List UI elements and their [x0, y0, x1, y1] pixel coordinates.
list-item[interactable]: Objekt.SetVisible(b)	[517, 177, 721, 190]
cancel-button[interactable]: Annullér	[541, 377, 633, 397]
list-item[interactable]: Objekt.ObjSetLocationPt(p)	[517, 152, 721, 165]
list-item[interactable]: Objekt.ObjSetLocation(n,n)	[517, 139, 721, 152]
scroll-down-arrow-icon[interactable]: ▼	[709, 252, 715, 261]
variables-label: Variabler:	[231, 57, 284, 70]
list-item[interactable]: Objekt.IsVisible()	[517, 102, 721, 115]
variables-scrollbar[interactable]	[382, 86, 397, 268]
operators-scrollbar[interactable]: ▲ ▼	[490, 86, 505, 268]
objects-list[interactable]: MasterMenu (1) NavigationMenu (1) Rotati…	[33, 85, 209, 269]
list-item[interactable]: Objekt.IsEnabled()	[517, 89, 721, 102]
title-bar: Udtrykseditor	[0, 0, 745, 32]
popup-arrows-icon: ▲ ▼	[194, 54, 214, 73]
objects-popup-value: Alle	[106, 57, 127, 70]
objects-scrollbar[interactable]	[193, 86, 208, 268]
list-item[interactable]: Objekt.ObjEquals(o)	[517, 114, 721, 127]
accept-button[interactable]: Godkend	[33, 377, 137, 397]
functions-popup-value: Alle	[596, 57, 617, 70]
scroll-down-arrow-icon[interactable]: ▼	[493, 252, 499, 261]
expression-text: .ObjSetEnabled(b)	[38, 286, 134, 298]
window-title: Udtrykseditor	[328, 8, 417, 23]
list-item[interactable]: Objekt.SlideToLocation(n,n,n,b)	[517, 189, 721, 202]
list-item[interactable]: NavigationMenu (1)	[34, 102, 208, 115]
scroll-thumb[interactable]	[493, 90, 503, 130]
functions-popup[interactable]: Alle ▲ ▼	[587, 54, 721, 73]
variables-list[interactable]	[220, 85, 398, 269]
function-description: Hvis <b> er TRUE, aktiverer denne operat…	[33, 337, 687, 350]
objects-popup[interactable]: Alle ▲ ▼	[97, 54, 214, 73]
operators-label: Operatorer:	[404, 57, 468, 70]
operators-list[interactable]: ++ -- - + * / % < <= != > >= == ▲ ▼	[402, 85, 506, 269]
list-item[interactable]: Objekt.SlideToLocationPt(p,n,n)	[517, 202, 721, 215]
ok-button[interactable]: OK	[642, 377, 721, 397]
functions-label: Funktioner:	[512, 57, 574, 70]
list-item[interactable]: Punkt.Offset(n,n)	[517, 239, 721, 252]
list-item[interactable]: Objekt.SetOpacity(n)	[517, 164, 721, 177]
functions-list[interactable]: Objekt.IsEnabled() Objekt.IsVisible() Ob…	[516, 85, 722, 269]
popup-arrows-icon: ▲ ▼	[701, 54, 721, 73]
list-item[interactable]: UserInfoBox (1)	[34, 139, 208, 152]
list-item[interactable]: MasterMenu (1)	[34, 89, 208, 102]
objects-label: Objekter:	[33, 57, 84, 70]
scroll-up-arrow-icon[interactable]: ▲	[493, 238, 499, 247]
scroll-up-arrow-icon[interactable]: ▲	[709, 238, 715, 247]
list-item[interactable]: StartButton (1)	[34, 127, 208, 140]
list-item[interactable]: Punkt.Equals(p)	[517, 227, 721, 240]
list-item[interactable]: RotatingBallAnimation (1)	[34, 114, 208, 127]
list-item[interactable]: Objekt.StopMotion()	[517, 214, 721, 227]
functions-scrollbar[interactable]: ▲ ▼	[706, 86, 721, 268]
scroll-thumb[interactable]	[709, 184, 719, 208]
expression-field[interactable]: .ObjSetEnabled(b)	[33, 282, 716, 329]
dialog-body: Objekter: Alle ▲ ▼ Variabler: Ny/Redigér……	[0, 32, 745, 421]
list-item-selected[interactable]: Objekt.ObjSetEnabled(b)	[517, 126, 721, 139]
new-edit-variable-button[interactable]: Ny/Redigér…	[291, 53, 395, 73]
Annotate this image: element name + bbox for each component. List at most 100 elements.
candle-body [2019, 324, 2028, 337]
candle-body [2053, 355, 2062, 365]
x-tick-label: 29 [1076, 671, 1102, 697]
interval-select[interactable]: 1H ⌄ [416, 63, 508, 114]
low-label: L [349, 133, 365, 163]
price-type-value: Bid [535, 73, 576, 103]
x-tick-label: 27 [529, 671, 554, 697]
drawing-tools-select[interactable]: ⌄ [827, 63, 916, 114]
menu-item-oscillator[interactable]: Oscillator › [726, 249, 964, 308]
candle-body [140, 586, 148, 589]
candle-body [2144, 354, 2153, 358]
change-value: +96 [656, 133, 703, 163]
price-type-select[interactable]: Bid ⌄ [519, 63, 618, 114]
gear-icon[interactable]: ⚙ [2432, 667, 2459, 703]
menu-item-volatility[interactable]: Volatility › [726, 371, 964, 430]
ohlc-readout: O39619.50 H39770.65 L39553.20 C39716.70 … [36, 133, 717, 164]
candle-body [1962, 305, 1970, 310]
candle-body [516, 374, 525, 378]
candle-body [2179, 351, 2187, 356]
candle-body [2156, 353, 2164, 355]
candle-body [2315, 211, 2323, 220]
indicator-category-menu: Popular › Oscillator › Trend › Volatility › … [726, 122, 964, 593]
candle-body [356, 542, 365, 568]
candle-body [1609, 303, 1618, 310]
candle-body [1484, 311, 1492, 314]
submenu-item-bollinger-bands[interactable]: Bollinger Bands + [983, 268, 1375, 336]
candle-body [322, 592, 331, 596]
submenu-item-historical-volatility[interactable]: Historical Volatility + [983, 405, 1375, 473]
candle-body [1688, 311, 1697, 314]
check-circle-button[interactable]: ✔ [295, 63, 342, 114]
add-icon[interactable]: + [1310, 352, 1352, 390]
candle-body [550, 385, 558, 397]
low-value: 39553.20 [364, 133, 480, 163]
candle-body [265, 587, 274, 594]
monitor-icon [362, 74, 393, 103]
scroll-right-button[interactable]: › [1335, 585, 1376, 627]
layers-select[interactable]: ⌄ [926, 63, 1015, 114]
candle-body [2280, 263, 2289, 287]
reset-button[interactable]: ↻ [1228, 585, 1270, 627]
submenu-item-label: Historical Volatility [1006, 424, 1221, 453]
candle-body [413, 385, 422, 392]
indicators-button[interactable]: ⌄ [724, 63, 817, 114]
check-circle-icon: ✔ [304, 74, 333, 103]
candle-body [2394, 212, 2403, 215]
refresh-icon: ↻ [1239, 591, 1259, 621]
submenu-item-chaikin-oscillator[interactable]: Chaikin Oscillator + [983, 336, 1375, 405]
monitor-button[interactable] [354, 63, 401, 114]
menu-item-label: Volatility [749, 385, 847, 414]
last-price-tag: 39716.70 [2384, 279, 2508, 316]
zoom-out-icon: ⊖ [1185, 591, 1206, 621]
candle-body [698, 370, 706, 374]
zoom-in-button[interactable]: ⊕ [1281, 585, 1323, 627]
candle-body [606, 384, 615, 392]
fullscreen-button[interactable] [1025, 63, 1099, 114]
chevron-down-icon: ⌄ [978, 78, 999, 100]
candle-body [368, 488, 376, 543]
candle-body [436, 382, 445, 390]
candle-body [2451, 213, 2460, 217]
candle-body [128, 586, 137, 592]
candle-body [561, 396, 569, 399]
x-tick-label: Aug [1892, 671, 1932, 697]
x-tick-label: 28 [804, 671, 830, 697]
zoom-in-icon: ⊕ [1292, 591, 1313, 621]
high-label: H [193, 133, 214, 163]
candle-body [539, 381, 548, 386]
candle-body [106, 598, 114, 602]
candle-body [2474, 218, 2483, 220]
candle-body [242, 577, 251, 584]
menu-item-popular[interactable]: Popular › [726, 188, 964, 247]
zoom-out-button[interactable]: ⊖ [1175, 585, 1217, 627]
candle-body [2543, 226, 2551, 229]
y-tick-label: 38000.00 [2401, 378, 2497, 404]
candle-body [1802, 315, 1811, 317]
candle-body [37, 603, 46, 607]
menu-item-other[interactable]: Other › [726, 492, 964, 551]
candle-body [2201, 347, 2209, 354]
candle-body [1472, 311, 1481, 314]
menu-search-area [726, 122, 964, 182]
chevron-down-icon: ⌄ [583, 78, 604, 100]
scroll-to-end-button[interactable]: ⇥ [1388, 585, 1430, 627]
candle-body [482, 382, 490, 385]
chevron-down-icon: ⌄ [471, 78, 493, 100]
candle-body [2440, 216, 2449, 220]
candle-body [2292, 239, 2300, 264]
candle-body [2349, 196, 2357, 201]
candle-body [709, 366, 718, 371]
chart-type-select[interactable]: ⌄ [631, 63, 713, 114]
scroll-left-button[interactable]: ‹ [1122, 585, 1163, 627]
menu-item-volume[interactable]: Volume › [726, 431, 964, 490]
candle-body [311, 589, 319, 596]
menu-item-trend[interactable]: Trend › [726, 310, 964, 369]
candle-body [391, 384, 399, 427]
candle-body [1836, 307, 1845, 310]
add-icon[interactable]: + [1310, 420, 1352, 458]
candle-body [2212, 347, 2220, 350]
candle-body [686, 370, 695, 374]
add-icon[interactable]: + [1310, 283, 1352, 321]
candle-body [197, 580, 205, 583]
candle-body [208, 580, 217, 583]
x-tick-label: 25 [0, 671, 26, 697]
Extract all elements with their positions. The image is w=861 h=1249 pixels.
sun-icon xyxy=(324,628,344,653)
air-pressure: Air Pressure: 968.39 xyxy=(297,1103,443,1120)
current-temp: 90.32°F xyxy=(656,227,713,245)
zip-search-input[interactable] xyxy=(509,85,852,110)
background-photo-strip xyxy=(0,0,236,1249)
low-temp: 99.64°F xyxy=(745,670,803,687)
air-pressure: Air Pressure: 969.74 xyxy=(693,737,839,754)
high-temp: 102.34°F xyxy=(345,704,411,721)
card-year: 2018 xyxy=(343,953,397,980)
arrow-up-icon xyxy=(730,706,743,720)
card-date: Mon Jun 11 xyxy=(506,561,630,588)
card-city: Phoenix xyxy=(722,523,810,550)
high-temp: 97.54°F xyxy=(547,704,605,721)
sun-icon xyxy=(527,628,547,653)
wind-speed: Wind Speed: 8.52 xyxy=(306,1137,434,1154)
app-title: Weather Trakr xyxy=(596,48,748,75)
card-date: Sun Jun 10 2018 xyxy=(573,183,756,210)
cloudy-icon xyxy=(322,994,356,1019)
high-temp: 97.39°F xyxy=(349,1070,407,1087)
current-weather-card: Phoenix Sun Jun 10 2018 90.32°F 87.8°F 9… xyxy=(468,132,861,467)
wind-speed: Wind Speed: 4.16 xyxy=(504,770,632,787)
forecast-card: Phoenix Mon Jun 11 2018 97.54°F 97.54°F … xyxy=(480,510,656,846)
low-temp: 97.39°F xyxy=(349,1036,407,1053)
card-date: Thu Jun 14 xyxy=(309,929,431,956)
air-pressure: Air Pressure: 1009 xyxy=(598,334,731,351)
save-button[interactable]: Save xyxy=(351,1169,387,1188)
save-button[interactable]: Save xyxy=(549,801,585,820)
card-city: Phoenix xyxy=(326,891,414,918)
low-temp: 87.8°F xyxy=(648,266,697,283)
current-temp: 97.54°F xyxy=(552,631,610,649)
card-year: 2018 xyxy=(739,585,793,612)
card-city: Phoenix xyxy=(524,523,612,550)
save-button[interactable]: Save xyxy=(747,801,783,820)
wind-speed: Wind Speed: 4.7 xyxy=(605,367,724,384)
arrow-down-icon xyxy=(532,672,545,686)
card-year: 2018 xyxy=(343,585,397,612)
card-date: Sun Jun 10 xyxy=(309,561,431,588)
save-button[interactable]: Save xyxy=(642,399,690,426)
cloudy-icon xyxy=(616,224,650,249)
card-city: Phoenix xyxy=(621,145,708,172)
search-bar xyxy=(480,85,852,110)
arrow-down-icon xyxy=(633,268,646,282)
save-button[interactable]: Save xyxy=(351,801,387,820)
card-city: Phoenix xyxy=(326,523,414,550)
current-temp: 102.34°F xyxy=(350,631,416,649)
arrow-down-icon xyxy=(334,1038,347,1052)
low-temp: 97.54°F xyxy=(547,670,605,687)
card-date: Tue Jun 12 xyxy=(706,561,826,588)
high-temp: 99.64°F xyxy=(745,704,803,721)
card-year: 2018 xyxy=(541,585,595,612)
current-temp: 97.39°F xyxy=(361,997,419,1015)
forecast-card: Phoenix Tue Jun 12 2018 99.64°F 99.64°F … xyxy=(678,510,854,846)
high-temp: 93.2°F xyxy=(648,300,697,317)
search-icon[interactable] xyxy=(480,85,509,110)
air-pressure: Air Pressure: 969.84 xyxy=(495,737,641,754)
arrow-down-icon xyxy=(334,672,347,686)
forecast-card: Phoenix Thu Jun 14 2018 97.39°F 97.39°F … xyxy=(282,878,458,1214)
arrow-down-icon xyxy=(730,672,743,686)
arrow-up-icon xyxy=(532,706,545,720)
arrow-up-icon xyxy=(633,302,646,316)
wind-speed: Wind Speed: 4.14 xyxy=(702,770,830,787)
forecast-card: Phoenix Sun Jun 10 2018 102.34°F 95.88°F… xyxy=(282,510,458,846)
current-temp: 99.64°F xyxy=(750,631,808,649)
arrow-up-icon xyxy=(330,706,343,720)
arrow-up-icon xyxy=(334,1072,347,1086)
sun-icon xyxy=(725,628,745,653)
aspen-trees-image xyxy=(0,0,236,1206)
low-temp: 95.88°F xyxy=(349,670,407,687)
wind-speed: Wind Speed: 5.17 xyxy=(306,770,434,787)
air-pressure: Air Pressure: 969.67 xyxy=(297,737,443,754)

= = = =

• Work to do: Copy out, character for character, the lines from the first one above through the line that contains "139, 721, 152]", including both.

• Exercise response:
List UI elements and their [x0, y0, x1, y1] pixel coordinates.
list-item[interactable]: Objekt.SetVisible(b)	[517, 177, 721, 190]
cancel-button[interactable]: Annullér	[541, 377, 633, 397]
list-item[interactable]: Objekt.ObjSetLocationPt(p)	[517, 152, 721, 165]
list-item[interactable]: Objekt.ObjSetLocation(n,n)	[517, 139, 721, 152]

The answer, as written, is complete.